> _MATERIAL PROVIDED_
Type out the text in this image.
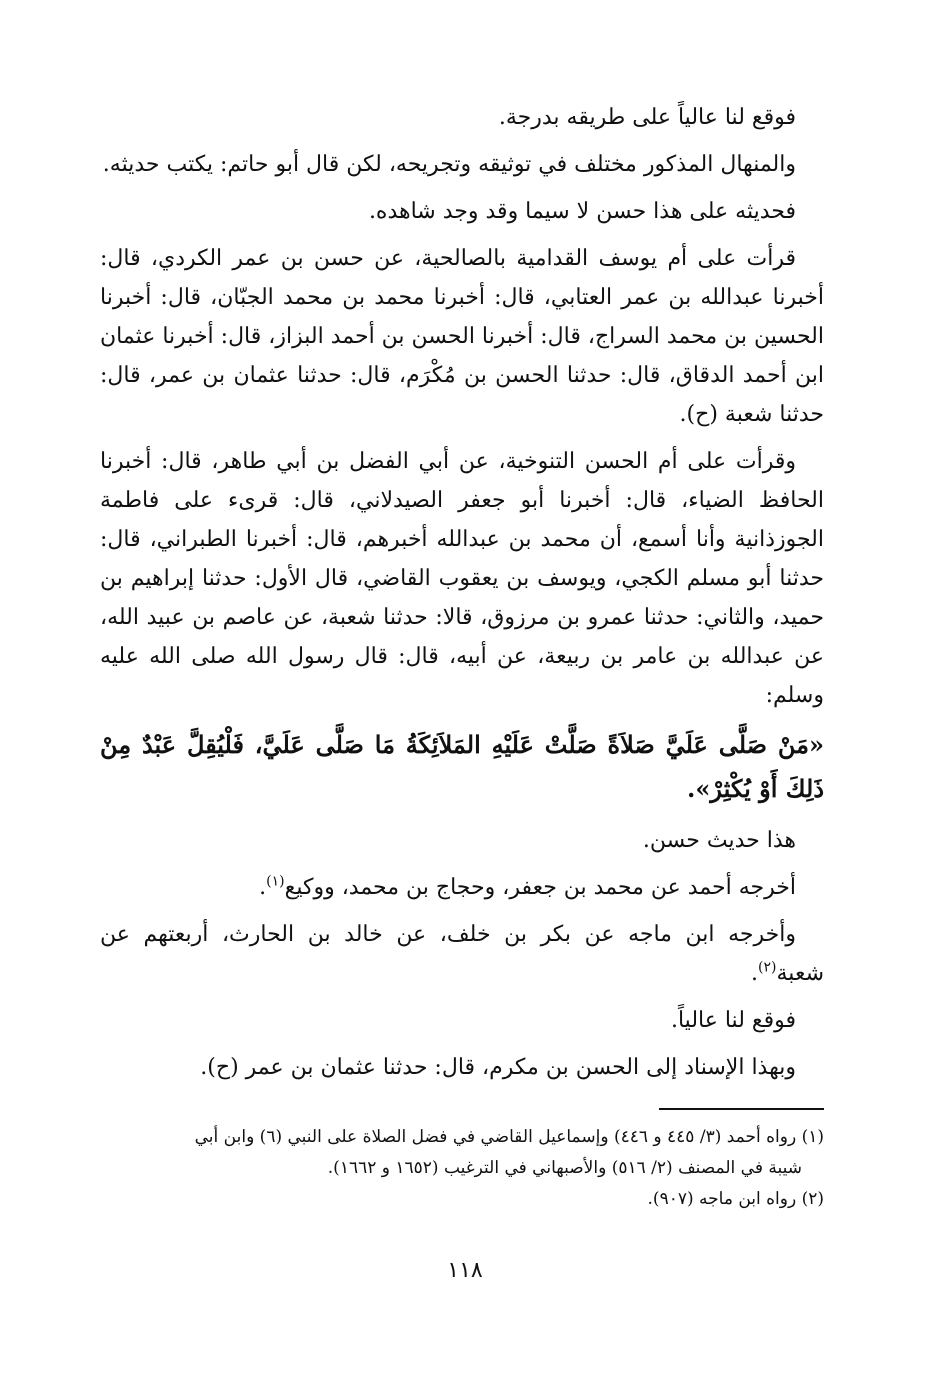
فوقع لنا عالياً على طريقه بدرجة.

والمنهال المذكور مختلف في توثيقه وتجريحه، لكن قال أبو حاتم: يكتب حديثه.

فحديثه على هذا حسن لا سيما وقد وجد شاهده.

قرأت على أم يوسف القدامية بالصالحية، عن حسن بن عمر الكردي، قال: أخبرنا عبدالله بن عمر العتابي، قال: أخبرنا محمد بن محمد الجبّان، قال: أخبرنا الحسين بن محمد السراج، قال: أخبرنا الحسن بن أحمد البزاز، قال: أخبرنا عثمان ابن أحمد الدقاق، قال: حدثنا الحسن بن مُكْرَم، قال: حدثنا عثمان بن عمر، قال: حدثنا شعبة (ح).

وقرأت على أم الحسن التنوخية، عن أبي الفضل بن أبي طاهر، قال: أخبرنا الحافظ الضياء، قال: أخبرنا أبو جعفر الصيدلاني، قال: قرىء على فاطمة الجوزذانية وأنا أسمع، أن محمد بن عبدالله أخبرهم، قال: أخبرنا الطبراني، قال: حدثنا أبو مسلم الكجي، ويوسف بن يعقوب القاضي، قال الأول: حدثنا إبراهيم بن حميد، والثاني: حدثنا عمرو بن مرزوق، قالا: حدثنا شعبة، عن عاصم بن عبيد الله، عن عبدالله بن عامر بن ربيعة، عن أبيه، قال: قال رسول الله صلى الله عليه وسلم:

«مَنْ صَلَّى عَلَيَّ صَلاَةً صَلَّتْ عَلَيْهِ المَلاَئِكَةُ مَا صَلَّى عَلَيَّ، فَلْيُقِلَّ عَبْدٌ مِنْ ذَلِكَ أَوْ يُكْثِرْ».

هذا حديث حسن.

أخرجه أحمد عن محمد بن جعفر، وحجاج بن محمد، ووكيع$^{(١)}$.

وأخرجه ابن ماجه عن بكر بن خلف، عن خالد بن الحارث، أربعتهم عن شعبة$^{(٢)}$.

فوقع لنا عالياً.

وبهذا الإسناد إلى الحسن بن مكرم، قال: حدثنا عثمان بن عمر (ح).

(١) رواه أحمد (٣/ ٤٤٥ و ٤٤٦) وإسماعيل القاضي في فضل الصلاة على النبي (٦) وابن أبي
شيبة في المصنف (٢/ ٥١٦) والأصبهاني في الترغيب (١٦٥٢ و ١٦٦٢).

(٢) رواه ابن ماجه (٩٠٧).

١١٨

> _WHAT TO DO_
Your answer should be a single number: the count of lines in the listing that contain the word "عاليا".

> _EXERCISE RESULT_
2